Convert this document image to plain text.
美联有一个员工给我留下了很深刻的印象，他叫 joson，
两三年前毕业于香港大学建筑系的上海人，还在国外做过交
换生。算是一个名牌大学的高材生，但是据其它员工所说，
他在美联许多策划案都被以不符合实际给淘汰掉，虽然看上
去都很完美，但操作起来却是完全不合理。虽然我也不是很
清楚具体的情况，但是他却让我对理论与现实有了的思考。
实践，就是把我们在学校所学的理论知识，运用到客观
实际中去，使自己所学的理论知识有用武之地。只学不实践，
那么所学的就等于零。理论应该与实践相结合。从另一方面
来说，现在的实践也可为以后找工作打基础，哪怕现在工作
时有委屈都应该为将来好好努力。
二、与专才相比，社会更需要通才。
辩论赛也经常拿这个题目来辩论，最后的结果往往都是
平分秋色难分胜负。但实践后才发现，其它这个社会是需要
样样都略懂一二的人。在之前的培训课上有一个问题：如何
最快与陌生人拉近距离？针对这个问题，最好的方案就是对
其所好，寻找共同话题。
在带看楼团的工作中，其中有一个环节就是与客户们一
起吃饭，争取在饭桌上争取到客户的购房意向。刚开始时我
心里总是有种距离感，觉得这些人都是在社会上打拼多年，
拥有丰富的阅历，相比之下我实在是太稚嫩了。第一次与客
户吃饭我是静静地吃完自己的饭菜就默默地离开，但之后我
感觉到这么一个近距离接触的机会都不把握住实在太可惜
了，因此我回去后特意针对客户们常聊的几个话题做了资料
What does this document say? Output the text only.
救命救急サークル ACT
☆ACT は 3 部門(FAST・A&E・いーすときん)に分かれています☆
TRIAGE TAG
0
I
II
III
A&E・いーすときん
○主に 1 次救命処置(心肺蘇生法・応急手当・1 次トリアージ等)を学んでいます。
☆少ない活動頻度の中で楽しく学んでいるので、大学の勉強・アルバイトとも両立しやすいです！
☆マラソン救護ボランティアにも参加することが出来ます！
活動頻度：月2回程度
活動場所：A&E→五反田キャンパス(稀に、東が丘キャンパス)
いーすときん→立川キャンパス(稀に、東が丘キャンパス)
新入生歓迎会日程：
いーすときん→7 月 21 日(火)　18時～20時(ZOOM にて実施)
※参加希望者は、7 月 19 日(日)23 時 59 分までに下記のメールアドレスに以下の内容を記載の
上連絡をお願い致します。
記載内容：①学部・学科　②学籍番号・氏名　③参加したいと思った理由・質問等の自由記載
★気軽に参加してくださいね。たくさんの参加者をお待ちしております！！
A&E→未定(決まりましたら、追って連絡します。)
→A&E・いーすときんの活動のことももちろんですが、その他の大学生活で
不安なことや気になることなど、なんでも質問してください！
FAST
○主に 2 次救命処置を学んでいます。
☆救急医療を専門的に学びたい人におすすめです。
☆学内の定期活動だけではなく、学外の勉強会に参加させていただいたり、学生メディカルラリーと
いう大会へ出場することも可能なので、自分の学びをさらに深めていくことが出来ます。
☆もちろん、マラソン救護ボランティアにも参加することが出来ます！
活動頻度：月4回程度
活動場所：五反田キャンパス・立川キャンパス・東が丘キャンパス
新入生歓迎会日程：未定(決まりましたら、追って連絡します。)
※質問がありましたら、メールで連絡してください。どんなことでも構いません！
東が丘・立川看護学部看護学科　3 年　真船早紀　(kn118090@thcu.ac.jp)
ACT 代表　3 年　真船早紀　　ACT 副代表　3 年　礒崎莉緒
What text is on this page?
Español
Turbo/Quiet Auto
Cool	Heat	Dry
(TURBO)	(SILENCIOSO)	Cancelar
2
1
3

────────────────────────────────────────

EXERCISE TASK >> Using the data above, print every record exactly as shown.

WRITTEN ANSWER >>
Convert this document image to plain text.
美联有一个员工给我留下了很深刻的印象，他叫 joson，
两三年前毕业于香港大学建筑系的上海人，还在国外做过交
换生。算是一个名牌大学的高材生，但是据其它员工所说，
他在美联许多策划案都被以不符合实际给淘汰掉，虽然看上
去都很完美，但操作起来却是完全不合理。虽然我也不是很
清楚具体的情况，但是他却让我对理论与现实有了的思考。
实践，就是把我们在学校所学的理论知识，运用到客观
实际中去，使自己所学的理论知识有用武之地。只学不实践，
那么所学的就等于零。理论应该与实践相结合。从另一方面
来说，现在的实践也可为以后找工作打基础，哪怕现在工作
时有委屈都应该为将来好好努力。
二、与专才相比，社会更需要通才。
辩论赛也经常拿这个题目来辩论，最后的结果往往都是
平分秋色难分胜负。但实践后才发现，其它这个社会是需要
样样都略懂一二的人。在之前的培训课上有一个问题：如何
最快与陌生人拉近距离？针对这个问题，最好的方案就是对
其所好，寻找共同话题。
在带看楼团的工作中，其中有一个环节就是与客户们一
起吃饭，争取在饭桌上争取到客户的购房意向。刚开始时我
心里总是有种距离感，觉得这些人都是在社会上打拼多年，
拥有丰富的阅历，相比之下我实在是太稚嫩了。第一次与客
户吃饭我是静静地吃完自己的饭菜就默默地离开，但之后我
感觉到这么一个近距离接触的机会都不把握住实在太可惜
了，因此我回去后特意针对客户们常聊的几个话题做了资料
What does this document say? Output the text only.
救命救急サークル ACT
☆ACT は 3 部門(FAST・A&E・いーすときん)に分かれています☆
TRIAGE TAG
0
I
II
III
A&E・いーすときん
○主に 1 次救命処置(心肺蘇生法・応急手当・1 次トリアージ等)を学んでいます。
☆少ない活動頻度の中で楽しく学んでいるので、大学の勉強・アルバイトとも両立しやすいです！
☆マラソン救護ボランティアにも参加することが出来ます！
活動頻度：月2回程度
活動場所：A&E→五反田キャンパス(稀に、東が丘キャンパス)
いーすときん→立川キャンパス(稀に、東が丘キャンパス)
新入生歓迎会日程：
いーすときん→7 月 21 日(火)　18時～20時(ZOOM にて実施)
※参加希望者は、7 月 19 日(日)23 時 59 分までに下記のメールアドレスに以下の内容を記載の
上連絡をお願い致します。
記載内容：①学部・学科　②学籍番号・氏名　③参加したいと思った理由・質問等の自由記載
★気軽に参加してくださいね。たくさんの参加者をお待ちしております！！
A&E→未定(決まりましたら、追って連絡します。)
→A&E・いーすときんの活動のことももちろんですが、その他の大学生活で
不安なことや気になることなど、なんでも質問してください！
FAST
○主に 2 次救命処置を学んでいます。
☆救急医療を専門的に学びたい人におすすめです。
☆学内の定期活動だけではなく、学外の勉強会に参加させていただいたり、学生メディカルラリーと
いう大会へ出場することも可能なので、自分の学びをさらに深めていくことが出来ます。
☆もちろん、マラソン救護ボランティアにも参加することが出来ます！
活動頻度：月4回程度
活動場所：五反田キャンパス・立川キャンパス・東が丘キャンパス
新入生歓迎会日程：未定(決まりましたら、追って連絡します。)
※質問がありましたら、メールで連絡してください。どんなことでも構いません！
東が丘・立川看護学部看護学科　3 年　真船早紀　(kn118090@thcu.ac.jp)
ACT 代表　3 年　真船早紀　　ACT 副代表　3 年　礒崎莉緒
What text is on this page?
Español
Turbo/Quiet Auto
Cool	Heat	Dry
(TURBO)	(SILENCIOSO)	Cancelar
2
1
3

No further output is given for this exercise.